• [Task statement]:
For each line of the data below that holds "Pływalnią", copy the line.

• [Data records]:
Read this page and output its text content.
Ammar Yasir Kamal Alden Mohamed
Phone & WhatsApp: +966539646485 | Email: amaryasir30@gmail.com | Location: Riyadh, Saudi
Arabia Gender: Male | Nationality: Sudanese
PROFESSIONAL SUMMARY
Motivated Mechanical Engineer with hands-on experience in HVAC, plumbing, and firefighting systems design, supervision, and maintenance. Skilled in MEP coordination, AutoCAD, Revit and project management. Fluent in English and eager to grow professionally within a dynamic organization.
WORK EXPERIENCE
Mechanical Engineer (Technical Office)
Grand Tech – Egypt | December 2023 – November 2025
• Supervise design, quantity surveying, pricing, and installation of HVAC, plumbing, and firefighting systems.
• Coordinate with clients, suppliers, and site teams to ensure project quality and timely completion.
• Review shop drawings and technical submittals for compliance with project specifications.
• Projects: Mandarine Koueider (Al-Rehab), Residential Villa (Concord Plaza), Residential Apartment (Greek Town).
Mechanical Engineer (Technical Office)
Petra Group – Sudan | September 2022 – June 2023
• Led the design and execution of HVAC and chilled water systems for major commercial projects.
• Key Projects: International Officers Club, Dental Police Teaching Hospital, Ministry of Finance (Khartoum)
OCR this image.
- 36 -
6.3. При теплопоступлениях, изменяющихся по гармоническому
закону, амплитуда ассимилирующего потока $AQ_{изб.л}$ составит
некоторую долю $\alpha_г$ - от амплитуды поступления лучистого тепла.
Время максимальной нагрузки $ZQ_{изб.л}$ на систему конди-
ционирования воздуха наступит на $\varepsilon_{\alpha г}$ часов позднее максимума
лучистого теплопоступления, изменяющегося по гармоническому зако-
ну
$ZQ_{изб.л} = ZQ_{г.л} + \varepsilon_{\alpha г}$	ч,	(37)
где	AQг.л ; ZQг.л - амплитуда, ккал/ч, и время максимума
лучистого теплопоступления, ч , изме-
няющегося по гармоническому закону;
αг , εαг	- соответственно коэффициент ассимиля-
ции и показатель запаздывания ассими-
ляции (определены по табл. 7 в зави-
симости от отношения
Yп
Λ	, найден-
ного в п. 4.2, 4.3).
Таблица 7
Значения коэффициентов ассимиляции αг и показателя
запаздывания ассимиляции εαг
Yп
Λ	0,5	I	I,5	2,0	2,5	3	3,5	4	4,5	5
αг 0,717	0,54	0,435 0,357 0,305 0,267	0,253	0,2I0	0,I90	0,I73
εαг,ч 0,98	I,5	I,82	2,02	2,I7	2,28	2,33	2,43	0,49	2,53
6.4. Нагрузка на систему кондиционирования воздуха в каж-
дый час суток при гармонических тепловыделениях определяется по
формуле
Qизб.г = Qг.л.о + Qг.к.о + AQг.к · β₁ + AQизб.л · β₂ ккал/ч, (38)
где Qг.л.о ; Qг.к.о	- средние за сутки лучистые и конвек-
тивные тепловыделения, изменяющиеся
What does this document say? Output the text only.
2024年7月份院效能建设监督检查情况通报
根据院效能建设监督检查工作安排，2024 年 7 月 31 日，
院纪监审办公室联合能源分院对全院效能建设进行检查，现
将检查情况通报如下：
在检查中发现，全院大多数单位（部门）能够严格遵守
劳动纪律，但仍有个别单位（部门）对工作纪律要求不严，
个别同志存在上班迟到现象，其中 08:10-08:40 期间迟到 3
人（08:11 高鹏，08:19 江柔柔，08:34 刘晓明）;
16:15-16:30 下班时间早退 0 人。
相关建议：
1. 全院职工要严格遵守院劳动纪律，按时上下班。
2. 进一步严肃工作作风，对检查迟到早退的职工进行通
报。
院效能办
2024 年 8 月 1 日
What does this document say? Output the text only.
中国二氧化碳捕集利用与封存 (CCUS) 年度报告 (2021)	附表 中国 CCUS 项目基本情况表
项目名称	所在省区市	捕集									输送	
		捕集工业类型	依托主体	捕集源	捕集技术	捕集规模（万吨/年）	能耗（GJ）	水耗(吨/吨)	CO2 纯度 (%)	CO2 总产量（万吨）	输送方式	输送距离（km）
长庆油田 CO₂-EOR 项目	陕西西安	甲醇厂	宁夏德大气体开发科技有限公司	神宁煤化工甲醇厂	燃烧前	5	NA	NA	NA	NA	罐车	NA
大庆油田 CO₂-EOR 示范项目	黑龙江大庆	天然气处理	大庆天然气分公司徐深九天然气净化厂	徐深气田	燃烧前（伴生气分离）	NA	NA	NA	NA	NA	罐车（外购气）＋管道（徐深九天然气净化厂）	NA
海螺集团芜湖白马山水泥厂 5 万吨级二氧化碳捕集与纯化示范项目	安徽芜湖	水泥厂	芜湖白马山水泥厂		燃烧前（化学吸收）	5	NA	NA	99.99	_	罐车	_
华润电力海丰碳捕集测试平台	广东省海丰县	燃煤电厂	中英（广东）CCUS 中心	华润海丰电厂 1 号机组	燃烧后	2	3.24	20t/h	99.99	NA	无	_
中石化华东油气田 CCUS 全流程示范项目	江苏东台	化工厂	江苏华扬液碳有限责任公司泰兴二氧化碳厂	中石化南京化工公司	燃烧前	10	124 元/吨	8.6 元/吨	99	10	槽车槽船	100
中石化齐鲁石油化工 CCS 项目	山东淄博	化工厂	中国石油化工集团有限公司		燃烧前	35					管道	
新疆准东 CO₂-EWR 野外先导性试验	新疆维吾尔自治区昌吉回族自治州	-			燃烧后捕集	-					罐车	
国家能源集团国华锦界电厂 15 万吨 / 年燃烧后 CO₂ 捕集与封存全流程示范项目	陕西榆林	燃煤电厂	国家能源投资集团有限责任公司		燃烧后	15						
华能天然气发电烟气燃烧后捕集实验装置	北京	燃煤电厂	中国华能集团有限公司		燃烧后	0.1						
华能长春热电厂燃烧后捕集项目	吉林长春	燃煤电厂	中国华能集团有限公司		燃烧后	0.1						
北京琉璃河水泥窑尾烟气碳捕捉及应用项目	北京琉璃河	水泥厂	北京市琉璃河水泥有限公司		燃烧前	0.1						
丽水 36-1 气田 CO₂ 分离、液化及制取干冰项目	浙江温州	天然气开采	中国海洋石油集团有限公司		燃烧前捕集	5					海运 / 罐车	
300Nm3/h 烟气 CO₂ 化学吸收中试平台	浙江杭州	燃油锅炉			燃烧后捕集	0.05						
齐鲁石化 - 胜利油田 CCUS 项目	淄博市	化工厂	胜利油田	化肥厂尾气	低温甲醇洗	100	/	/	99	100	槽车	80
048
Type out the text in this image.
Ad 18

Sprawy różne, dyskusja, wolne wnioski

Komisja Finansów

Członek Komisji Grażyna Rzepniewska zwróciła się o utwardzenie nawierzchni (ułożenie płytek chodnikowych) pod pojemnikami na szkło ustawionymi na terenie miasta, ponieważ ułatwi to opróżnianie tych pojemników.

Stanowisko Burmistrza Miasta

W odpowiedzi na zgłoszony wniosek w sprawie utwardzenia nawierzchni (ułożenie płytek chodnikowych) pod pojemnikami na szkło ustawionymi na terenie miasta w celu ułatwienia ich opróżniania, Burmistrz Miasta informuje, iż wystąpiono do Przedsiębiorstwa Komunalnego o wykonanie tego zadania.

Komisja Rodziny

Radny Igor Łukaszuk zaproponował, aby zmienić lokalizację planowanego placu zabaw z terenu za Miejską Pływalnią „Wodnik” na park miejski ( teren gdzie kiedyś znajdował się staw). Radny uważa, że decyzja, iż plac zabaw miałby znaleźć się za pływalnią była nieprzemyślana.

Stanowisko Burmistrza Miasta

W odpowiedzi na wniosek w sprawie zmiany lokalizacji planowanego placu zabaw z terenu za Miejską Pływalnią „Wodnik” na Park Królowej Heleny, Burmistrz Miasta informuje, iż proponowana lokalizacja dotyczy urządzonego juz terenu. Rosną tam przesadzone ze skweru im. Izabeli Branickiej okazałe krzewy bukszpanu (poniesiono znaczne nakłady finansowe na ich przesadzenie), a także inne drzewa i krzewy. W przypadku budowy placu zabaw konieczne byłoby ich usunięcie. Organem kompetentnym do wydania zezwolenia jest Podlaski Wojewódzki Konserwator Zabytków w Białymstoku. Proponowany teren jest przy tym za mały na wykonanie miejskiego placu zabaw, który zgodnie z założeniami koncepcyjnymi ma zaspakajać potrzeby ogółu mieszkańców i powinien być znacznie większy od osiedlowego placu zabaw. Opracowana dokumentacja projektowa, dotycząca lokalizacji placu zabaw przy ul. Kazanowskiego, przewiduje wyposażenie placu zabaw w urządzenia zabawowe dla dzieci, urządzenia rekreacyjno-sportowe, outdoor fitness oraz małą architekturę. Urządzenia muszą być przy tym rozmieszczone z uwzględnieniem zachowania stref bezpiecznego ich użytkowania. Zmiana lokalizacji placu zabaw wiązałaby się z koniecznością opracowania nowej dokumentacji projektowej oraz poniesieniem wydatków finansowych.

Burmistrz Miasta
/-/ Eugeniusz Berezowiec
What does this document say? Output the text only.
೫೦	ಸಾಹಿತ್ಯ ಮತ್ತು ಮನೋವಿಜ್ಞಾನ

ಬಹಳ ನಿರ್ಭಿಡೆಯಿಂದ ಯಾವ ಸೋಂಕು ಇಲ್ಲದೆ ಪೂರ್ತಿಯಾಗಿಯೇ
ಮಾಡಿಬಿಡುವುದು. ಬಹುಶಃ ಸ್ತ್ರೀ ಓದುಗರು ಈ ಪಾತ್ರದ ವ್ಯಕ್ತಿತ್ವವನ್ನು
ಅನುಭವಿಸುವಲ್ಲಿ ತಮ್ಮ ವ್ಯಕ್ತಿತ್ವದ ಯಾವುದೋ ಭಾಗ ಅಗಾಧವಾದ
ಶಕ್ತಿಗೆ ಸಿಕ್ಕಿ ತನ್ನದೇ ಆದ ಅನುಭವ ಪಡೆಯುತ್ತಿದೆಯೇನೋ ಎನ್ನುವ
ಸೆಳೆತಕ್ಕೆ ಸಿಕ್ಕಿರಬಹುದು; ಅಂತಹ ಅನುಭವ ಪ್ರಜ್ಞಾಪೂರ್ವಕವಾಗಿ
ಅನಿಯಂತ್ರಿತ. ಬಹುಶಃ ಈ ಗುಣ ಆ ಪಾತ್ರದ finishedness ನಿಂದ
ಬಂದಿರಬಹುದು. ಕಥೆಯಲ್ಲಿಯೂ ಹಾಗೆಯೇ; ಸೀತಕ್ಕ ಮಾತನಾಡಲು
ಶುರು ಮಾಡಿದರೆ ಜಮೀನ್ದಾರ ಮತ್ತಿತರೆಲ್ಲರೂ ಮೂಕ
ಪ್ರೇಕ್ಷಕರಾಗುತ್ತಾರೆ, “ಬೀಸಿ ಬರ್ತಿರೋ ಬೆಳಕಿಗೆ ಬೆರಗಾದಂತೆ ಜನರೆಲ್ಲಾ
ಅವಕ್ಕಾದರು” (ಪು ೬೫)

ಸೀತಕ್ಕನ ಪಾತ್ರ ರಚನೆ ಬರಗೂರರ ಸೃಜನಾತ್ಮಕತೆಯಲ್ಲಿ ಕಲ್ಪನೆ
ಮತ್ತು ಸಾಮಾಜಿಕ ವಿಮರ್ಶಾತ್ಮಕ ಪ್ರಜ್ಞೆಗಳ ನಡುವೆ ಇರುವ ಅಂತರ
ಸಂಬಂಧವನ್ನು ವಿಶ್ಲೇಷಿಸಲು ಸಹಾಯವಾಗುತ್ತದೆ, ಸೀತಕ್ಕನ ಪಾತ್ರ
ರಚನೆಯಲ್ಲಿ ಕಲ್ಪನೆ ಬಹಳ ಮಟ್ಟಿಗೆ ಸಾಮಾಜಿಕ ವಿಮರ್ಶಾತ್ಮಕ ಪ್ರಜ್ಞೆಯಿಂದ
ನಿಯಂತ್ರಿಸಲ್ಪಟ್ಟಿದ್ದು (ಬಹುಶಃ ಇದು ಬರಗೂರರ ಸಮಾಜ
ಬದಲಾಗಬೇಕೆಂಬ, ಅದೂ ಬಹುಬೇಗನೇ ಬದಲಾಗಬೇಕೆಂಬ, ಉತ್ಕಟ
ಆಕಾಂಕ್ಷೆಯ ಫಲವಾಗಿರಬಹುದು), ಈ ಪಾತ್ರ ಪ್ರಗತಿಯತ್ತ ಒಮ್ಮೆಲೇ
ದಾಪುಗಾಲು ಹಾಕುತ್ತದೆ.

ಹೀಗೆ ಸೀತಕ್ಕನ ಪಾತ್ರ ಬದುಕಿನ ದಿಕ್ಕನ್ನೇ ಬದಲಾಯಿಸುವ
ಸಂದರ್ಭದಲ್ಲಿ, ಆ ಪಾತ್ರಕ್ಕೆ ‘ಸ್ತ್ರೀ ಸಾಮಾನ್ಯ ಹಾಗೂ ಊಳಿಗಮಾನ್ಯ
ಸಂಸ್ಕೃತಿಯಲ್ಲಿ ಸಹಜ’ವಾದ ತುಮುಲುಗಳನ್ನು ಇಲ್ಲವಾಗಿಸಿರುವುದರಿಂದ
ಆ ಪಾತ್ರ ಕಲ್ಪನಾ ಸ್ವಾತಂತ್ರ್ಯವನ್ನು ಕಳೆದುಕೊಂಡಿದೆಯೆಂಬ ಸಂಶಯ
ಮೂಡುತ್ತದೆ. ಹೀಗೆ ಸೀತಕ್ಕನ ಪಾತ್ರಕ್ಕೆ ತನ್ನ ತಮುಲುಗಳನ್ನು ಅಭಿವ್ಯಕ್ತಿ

• [Finished exercise]:
Radny Igor Łukaszuk zaproponował, aby zmienić lokalizację planowanego placu zabaw z terenu za Miejską Pływalnią „Wodnik” na park miejski ( teren gdzie kiedyś znajdował się staw). Radny uważa, że decyzja, iż plac zabaw miałby znaleźć się za pływalnią była nieprzemyślana.
W odpowiedzi na wniosek w sprawie zmiany lokalizacji planowanego placu zabaw z terenu za Miejską Pływalnią „Wodnik” na Park Królowej Heleny, Burmistrz Miasta informuje, iż proponowana lokalizacja dotyczy urządzonego juz terenu. Rosną tam przesadzone ze skweru im. Izabeli Branickiej okazałe krzewy bukszpanu (poniesiono znaczne nakłady finansowe na ich przesadzenie), a także inne drzewa i krzewy. W przypadku budowy placu zabaw konieczne byłoby ich usunięcie. Organem kompetentnym do wydania zezwolenia jest Podlaski Wojewódzki Konserwator Zabytków w Białymstoku. Proponowany teren jest przy tym za mały na wykonanie miejskiego placu zabaw, który zgodnie z założeniami koncepcyjnymi ma zaspakajać potrzeby ogółu mieszkańców i powinien być znacznie większy od osiedlowego placu zabaw. Opracowana dokumentacja projektowa, dotycząca lokalizacji placu zabaw przy ul. Kazanowskiego, przewiduje wyposażenie placu zabaw w urządzenia zabawowe dla dzieci, urządzenia rekreacyjno-sportowe, outdoor fitness oraz małą architekturę. Urządzenia muszą być przy tym rozmieszczone z uwzględnieniem zachowania stref bezpiecznego ich użytkowania. Zmiana lokalizacji placu zabaw wiązałaby się z koniecznością opracowania nowej dokumentacji projektowej oraz poniesieniem wydatków finansowych.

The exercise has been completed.